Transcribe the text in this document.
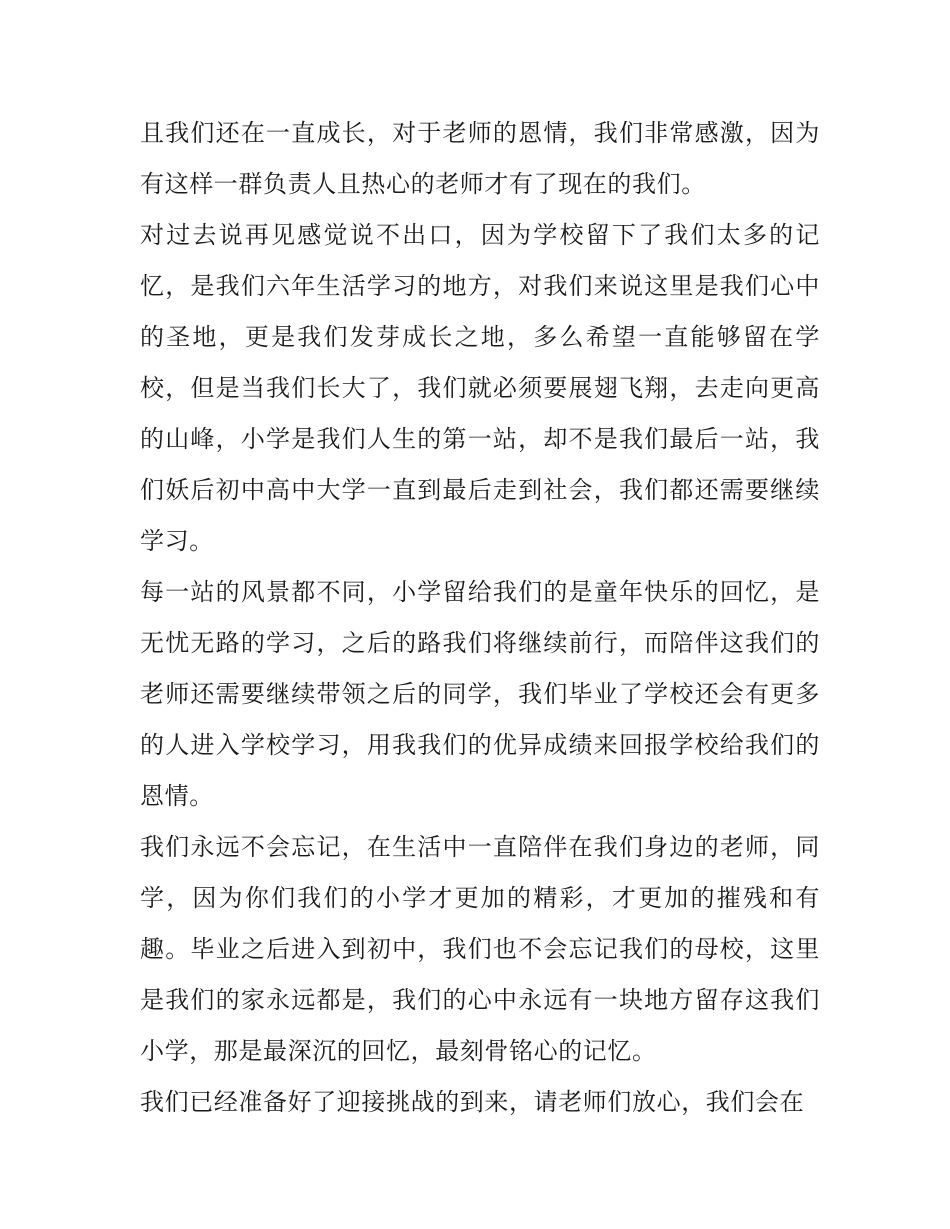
且我们还在一直成长，对于老师的恩情，我们非常感激，因为有这样一群负责人且热心的老师才有了现在的我们。

对过去说再见感觉说不出口，因为学校留下了我们太多的记忆，是我们六年生活学习的地方，对我们来说这里是我们心中的圣地，更是我们发芽成长之地，多么希望一直能够留在学校，但是当我们长大了，我们就必须要展翅飞翔，去走向更高的山峰，小学是我们人生的第一站，却不是我们最后一站，我们妖后初中高中大学一直到最后走到社会，我们都还需要继续学习。

每一站的风景都不同，小学留给我们的是童年快乐的回忆，是无忧无路的学习，之后的路我们将继续前行，而陪伴这我们的老师还需要继续带领之后的同学，我们毕业了学校还会有更多的人进入学校学习，用我我们的优异成绩来回报学校给我们的恩情。

我们永远不会忘记，在生活中一直陪伴在我们身边的老师，同学，因为你们我们的小学才更加的精彩，才更加的摧残和有趣。毕业之后进入到初中，我们也不会忘记我们的母校，这里是我们的家永远都是，我们的心中永远有一块地方留存这我们小学，那是最深沉的回忆，最刻骨铭心的记忆。

我们已经准备好了迎接挑战的到来，请老师们放心，我们会在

● What needs to be done
Reproduce all of the material above word for word. Omit the pictures.

● Result
Transcribe the text in this document.
且我们还在一直成长，对于老师的恩情，我们非常感激，因为有这样一群负责人且热心的老师才有了现在的我们。

对过去说再见感觉说不出口，因为学校留下了我们太多的记忆，是我们六年生活学习的地方，对我们来说这里是我们心中的圣地，更是我们发芽成长之地，多么希望一直能够留在学校，但是当我们长大了，我们就必须要展翅飞翔，去走向更高的山峰，小学是我们人生的第一站，却不是我们最后一站，我们妖后初中高中大学一直到最后走到社会，我们都还需要继续学习。

每一站的风景都不同，小学留给我们的是童年快乐的回忆，是无忧无路的学习，之后的路我们将继续前行，而陪伴这我们的老师还需要继续带领之后的同学，我们毕业了学校还会有更多的人进入学校学习，用我我们的优异成绩来回报学校给我们的恩情。

我们永远不会忘记，在生活中一直陪伴在我们身边的老师，同学，因为你们我们的小学才更加的精彩，才更加的摧残和有趣。毕业之后进入到初中，我们也不会忘记我们的母校，这里是我们的家永远都是，我们的心中永远有一块地方留存这我们小学，那是最深沉的回忆，最刻骨铭心的记忆。

我们已经准备好了迎接挑战的到来，请老师们放心，我们会在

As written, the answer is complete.